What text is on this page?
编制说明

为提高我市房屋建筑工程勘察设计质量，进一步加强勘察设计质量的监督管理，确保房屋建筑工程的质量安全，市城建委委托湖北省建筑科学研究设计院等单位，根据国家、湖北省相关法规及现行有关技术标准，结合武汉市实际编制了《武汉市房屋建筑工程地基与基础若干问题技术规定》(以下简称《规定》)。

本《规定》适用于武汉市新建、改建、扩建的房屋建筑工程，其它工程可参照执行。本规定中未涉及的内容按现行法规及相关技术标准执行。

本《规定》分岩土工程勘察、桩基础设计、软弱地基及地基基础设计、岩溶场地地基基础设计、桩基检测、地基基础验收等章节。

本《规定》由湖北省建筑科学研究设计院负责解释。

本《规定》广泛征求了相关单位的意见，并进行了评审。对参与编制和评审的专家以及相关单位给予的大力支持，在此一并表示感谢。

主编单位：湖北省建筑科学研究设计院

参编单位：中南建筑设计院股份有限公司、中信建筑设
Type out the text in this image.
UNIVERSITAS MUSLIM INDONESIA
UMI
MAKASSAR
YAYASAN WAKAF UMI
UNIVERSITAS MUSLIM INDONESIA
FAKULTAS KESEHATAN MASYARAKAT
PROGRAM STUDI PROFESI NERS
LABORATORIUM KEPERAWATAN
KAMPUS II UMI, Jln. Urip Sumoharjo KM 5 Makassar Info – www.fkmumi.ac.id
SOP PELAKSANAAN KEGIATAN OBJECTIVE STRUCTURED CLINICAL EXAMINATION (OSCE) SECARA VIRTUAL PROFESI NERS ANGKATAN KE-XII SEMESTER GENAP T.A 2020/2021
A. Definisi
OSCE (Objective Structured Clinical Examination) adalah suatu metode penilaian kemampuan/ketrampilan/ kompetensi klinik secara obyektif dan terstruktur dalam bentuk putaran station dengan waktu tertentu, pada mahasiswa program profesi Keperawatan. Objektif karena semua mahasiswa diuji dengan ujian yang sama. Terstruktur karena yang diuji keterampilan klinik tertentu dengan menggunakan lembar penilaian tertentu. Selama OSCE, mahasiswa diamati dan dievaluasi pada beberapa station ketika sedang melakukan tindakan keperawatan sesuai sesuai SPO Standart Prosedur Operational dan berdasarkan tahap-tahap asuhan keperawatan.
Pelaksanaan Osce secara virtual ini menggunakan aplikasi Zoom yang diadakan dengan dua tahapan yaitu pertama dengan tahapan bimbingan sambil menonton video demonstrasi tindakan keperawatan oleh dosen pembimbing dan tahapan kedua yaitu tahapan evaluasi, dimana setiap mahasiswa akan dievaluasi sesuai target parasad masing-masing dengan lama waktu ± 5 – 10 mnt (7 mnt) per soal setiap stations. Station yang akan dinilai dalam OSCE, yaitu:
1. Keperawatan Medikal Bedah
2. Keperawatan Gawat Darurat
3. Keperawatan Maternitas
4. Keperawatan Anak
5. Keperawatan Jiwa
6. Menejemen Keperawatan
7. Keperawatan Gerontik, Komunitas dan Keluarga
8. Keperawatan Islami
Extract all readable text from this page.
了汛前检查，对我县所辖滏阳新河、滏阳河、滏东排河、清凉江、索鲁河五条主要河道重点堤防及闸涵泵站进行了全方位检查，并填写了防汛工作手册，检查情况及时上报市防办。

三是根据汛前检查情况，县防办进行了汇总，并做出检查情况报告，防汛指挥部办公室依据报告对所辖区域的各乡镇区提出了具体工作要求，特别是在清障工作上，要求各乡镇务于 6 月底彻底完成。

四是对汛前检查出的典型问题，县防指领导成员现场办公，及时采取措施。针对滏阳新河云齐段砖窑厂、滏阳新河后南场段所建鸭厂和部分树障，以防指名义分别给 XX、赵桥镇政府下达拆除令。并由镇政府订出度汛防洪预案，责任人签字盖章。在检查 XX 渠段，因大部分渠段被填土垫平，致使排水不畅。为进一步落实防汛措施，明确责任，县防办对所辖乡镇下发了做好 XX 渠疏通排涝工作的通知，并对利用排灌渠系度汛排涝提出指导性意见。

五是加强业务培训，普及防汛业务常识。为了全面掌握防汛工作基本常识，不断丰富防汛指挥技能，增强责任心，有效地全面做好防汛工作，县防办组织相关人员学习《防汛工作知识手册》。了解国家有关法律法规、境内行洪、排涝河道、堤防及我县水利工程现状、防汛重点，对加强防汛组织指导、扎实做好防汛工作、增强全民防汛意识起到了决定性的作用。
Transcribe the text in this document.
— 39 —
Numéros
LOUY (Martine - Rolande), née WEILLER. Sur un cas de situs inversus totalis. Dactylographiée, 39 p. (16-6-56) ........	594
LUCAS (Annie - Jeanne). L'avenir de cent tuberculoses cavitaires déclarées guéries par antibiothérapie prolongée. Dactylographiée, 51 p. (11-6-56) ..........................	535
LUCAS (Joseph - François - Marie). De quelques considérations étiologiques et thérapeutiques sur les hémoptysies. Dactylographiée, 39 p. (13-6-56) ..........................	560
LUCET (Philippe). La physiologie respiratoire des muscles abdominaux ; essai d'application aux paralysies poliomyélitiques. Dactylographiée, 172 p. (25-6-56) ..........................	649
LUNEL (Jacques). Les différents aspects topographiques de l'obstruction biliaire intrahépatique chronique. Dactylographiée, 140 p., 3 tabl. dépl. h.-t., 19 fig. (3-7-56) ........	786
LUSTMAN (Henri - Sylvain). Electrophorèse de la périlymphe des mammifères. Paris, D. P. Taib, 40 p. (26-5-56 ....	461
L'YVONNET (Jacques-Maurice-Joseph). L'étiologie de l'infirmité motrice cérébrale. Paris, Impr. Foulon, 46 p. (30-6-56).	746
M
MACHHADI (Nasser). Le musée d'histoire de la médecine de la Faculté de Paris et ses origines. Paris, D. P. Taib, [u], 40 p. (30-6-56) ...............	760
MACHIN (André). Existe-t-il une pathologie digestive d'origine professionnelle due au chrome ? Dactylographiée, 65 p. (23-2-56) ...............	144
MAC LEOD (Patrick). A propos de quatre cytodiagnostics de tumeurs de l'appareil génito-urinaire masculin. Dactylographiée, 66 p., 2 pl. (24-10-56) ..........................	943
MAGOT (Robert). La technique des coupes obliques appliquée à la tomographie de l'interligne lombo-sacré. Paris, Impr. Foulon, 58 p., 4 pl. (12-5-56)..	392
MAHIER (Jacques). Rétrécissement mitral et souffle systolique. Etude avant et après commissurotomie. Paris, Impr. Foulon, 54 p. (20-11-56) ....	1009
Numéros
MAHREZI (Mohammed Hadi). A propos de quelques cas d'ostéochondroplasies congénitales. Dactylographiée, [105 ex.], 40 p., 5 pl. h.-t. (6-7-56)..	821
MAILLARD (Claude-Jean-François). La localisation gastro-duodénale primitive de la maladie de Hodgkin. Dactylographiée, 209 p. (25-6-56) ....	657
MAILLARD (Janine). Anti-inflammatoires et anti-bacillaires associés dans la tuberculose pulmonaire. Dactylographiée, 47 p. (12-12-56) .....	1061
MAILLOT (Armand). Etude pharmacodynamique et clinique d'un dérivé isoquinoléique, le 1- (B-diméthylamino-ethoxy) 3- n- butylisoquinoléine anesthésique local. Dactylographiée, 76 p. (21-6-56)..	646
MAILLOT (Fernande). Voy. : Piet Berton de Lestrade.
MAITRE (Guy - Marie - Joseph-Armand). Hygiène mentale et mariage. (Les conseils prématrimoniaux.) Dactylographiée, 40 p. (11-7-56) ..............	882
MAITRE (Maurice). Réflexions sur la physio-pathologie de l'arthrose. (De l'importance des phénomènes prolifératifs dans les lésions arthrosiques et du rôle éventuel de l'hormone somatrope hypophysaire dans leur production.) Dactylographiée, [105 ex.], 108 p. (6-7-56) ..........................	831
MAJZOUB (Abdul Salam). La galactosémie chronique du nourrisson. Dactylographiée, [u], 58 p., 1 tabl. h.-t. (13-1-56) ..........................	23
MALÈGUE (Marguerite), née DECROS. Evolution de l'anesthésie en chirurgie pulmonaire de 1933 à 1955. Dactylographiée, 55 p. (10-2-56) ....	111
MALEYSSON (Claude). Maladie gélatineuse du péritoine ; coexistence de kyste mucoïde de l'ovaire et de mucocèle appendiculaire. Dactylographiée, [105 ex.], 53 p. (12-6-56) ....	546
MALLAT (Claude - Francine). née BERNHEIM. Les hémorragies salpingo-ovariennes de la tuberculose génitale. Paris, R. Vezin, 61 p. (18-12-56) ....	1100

#####

THE REQUEST
In the listing, find every line containing the word "Etude" and list it.

EXPECTED ANSWER
MAHIER (Jacques). Rétrécissement mitral et souffle systolique. Etude avant et après commissurotomie. Paris, Impr. Foulon, 54 p. (20-11-56) ....	1009
MAILLOT (Armand). Etude pharmacodynamique et clinique d'un dérivé isoquinoléique, le 1- (B-diméthylamino-ethoxy) 3- n- butylisoquinoléine anesthésique local. Dactylographiée, 76 p. (21-6-56)..	646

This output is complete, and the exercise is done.